TASK GOAL ▸
Please give the data below again in full, exactly as it stands.

BEGIN SUPPLIED MATERIAL

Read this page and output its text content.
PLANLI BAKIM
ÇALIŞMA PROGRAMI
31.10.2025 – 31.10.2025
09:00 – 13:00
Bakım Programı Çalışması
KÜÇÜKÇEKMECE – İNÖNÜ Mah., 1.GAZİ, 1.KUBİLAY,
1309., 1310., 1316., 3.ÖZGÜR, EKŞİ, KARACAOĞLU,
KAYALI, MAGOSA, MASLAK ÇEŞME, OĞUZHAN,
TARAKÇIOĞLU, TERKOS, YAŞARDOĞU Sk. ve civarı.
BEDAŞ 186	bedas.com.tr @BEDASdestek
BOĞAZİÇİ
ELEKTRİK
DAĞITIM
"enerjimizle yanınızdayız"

END SUPPLIED MATERIAL

FULL RESPONSE ▸
Read this page and output its text content.
PLANLI BAKIM
ÇALIŞMA PROGRAMI
31.10.2025 – 31.10.2025
09:00 – 13:00
Bakım Programı Çalışması
KÜÇÜKÇEKMECE – İNÖNÜ Mah., 1.GAZİ, 1.KUBİLAY,
1309., 1310., 1316., 3.ÖZGÜR, EKŞİ, KARACAOĞLU,
KAYALI, MAGOSA, MASLAK ÇEŞME, OĞUZHAN,
TARAKÇIOĞLU, TERKOS, YAŞARDOĞU Sk. ve civarı.
BEDAŞ 186	bedas.com.tr @BEDASdestek
BOĞAZİÇİ
ELEKTRİK
DAĞITIM
"enerjimizle yanınızdayız"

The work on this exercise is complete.